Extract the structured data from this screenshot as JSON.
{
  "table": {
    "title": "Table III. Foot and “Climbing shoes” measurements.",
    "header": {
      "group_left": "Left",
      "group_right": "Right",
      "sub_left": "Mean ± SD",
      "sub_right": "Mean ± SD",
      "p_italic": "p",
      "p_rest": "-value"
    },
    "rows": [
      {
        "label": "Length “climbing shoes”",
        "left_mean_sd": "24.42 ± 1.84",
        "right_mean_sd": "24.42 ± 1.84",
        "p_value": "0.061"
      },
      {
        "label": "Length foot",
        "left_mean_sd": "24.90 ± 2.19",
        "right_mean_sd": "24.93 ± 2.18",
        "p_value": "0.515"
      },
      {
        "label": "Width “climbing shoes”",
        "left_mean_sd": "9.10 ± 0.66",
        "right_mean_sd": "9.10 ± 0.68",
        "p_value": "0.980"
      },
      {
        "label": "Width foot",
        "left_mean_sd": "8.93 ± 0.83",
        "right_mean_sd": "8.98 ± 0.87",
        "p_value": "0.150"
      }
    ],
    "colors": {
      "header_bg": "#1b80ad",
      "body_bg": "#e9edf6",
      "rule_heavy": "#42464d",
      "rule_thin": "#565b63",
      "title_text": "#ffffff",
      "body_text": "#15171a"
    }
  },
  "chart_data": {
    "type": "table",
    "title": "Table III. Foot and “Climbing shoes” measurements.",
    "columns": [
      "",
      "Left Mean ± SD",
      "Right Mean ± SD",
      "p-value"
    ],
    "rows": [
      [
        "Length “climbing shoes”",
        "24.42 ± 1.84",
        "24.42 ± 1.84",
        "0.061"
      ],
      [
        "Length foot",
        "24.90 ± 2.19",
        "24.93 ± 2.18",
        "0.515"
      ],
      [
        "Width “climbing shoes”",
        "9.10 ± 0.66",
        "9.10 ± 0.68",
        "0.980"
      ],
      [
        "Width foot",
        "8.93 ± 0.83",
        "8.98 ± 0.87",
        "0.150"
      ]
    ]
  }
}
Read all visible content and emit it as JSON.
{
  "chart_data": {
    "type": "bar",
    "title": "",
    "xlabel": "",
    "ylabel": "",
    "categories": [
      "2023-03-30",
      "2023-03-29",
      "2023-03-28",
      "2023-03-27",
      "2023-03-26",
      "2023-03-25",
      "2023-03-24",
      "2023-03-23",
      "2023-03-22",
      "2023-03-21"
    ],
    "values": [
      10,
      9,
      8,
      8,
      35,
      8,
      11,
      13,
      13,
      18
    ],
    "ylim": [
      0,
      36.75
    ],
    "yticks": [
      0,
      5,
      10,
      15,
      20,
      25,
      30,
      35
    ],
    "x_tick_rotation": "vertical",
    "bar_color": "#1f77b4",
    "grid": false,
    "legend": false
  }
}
***
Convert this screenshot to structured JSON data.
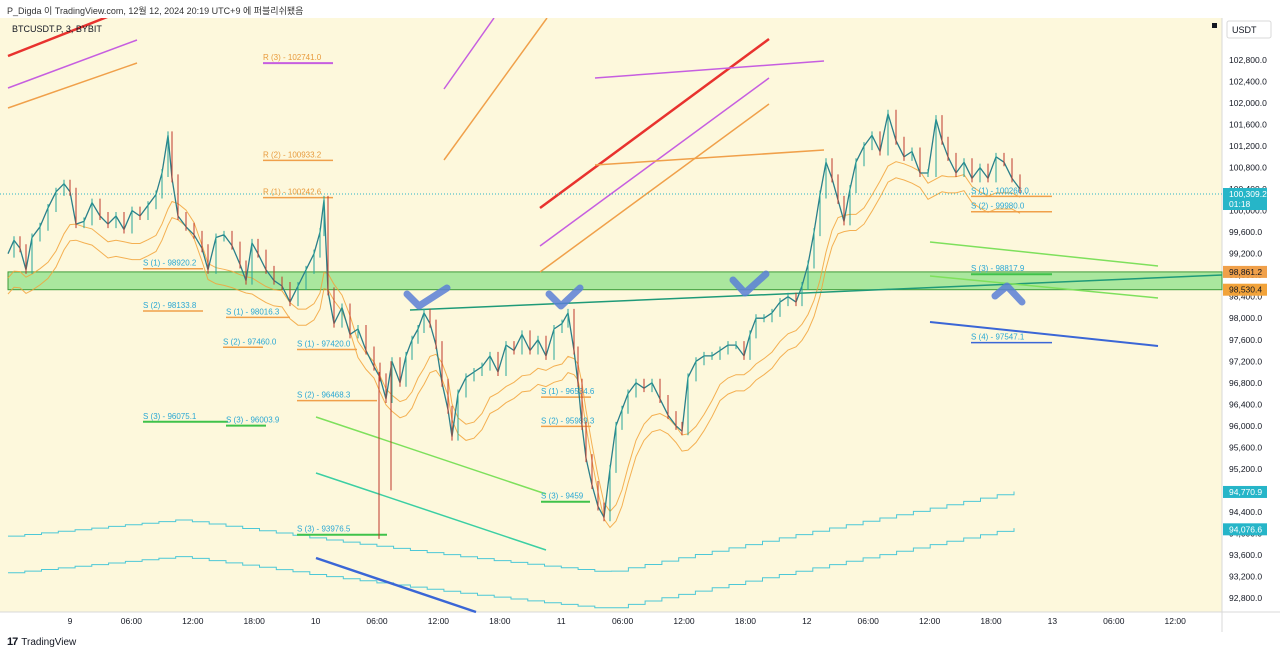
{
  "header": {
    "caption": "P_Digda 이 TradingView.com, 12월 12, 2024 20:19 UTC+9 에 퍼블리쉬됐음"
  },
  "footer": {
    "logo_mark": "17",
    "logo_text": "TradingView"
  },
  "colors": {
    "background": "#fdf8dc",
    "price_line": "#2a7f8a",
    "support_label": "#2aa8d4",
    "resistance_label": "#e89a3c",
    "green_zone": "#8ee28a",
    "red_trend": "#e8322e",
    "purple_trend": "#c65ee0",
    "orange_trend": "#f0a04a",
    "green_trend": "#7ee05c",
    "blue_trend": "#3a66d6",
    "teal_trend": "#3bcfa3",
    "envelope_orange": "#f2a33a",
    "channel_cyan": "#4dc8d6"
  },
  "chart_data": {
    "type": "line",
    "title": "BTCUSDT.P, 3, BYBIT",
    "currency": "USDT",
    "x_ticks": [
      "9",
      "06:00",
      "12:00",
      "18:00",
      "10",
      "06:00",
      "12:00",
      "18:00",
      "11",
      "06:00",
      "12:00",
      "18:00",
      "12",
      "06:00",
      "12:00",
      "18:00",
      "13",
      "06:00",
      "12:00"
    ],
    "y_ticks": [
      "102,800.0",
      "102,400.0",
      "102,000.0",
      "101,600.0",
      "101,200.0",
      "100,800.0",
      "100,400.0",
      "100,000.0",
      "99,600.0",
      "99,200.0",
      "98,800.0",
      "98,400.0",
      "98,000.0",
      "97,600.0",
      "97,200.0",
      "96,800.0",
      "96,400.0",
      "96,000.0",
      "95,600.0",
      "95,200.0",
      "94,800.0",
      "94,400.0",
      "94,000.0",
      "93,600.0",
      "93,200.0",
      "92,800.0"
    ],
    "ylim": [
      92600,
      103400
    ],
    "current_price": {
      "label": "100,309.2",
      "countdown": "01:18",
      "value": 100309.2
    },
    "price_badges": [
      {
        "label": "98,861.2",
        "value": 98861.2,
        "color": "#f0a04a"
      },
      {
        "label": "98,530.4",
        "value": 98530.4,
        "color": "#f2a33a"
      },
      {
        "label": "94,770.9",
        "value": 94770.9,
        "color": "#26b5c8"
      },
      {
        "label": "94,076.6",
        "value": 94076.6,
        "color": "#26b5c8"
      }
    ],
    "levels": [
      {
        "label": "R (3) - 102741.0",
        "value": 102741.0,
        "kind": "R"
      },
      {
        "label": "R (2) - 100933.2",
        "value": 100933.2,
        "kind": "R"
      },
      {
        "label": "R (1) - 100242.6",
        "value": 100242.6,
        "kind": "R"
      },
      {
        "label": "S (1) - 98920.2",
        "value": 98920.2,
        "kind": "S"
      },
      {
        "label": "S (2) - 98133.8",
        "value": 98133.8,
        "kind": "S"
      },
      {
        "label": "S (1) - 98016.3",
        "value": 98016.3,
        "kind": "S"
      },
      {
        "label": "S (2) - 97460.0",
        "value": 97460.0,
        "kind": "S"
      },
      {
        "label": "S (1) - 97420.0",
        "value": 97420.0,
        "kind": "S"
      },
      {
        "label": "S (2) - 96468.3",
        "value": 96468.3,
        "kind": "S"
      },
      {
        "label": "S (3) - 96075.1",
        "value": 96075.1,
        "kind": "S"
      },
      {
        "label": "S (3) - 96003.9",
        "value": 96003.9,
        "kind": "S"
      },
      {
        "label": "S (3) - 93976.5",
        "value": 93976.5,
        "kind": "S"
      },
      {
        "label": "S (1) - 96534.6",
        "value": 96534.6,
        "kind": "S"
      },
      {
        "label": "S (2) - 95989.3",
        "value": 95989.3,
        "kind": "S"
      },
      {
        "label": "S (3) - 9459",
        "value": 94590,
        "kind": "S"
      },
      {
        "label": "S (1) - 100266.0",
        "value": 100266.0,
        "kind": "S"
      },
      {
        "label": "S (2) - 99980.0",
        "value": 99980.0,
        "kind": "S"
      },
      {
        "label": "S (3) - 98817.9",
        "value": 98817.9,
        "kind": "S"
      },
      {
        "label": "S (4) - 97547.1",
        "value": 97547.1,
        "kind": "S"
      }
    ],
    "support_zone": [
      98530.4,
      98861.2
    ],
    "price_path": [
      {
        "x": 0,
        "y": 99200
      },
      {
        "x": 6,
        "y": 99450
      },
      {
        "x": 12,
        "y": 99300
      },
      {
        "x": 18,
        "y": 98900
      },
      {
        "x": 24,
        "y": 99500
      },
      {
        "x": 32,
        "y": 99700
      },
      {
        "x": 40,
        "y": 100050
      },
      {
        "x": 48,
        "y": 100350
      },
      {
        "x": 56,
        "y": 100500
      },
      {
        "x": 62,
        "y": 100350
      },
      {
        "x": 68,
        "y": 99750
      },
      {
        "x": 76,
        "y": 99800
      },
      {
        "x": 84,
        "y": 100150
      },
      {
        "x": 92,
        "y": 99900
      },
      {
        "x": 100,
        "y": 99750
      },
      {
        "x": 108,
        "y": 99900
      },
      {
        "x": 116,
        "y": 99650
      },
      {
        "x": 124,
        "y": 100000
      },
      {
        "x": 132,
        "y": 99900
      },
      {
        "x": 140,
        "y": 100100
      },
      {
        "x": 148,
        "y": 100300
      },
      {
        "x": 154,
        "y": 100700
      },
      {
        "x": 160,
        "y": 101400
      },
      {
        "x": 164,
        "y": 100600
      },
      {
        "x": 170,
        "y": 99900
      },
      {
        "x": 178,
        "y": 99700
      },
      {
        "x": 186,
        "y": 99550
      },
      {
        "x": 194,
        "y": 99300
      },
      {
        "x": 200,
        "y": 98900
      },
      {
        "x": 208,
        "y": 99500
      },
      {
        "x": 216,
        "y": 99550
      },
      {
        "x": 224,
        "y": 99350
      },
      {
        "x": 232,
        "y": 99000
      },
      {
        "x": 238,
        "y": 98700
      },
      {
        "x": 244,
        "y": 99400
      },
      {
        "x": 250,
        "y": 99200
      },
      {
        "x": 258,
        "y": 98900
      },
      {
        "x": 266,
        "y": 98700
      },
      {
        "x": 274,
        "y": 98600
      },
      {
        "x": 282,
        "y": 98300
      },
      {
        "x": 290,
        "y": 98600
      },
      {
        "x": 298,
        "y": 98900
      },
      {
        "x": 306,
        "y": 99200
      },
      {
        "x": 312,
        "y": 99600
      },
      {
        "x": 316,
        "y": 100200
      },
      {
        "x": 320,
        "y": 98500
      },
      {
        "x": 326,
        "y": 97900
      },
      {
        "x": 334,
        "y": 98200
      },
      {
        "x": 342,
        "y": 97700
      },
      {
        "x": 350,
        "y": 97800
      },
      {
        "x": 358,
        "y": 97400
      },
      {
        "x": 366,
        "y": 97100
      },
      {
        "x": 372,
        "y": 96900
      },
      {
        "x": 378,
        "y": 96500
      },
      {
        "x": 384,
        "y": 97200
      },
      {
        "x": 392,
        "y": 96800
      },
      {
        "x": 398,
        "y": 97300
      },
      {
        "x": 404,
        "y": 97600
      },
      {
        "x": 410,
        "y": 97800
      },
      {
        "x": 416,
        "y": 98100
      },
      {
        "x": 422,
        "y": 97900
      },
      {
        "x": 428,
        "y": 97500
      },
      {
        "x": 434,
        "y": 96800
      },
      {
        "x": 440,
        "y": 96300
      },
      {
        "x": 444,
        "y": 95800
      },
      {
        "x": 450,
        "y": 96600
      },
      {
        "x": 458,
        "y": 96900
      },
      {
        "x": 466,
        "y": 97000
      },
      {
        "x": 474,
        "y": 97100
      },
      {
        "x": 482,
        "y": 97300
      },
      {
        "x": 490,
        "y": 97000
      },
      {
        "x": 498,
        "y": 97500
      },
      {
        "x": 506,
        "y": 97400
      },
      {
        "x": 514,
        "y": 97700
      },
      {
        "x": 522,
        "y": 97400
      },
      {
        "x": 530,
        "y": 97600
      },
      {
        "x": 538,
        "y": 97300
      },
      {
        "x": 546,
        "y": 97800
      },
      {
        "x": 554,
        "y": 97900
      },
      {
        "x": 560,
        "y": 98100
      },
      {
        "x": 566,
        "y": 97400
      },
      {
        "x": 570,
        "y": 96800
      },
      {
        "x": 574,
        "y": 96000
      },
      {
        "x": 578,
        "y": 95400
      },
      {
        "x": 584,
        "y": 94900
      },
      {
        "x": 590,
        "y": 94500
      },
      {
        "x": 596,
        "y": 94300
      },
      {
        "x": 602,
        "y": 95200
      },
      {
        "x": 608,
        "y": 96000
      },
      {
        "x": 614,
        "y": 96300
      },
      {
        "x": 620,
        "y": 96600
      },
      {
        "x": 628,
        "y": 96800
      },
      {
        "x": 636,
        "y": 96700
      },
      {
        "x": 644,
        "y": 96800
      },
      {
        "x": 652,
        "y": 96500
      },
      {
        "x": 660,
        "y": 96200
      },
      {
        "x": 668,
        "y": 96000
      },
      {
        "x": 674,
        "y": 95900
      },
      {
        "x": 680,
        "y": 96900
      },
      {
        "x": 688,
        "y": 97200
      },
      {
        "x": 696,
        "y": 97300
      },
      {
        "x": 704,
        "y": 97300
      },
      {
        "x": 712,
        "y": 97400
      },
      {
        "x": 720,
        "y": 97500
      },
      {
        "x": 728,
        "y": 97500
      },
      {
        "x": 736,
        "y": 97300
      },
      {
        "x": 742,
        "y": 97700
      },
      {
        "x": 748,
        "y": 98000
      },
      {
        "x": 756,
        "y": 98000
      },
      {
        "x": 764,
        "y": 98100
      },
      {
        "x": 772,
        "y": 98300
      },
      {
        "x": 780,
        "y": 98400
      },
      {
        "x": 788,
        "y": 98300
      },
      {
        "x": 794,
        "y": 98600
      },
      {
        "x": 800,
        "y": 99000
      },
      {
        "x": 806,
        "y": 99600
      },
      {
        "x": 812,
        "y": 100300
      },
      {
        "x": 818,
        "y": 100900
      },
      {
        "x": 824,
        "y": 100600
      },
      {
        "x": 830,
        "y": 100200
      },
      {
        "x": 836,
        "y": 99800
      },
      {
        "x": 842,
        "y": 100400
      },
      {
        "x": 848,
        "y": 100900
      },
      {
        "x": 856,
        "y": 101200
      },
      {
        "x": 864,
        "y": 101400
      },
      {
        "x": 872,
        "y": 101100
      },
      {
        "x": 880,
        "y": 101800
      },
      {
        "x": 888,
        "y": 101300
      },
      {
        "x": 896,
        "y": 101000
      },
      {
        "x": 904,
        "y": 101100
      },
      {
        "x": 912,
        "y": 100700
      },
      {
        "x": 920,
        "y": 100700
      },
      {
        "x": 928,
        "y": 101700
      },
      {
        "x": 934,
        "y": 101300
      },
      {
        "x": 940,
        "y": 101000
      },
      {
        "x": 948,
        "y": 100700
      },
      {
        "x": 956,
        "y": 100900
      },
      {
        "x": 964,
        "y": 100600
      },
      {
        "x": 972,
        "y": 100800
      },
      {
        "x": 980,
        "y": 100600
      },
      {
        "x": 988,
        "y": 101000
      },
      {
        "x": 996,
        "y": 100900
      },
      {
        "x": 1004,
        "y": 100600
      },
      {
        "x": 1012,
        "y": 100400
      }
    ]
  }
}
***
#### Problem details:
Go through the listing above and locate each line that holds the word "TradingView". Copy those lines.

#### Response to this task:
    "caption": "P_Digda 이 TradingView.com, 12월 12, 2024 20:19 UTC+9 에 퍼블리쉬됐음"
    "logo_text": "TradingView"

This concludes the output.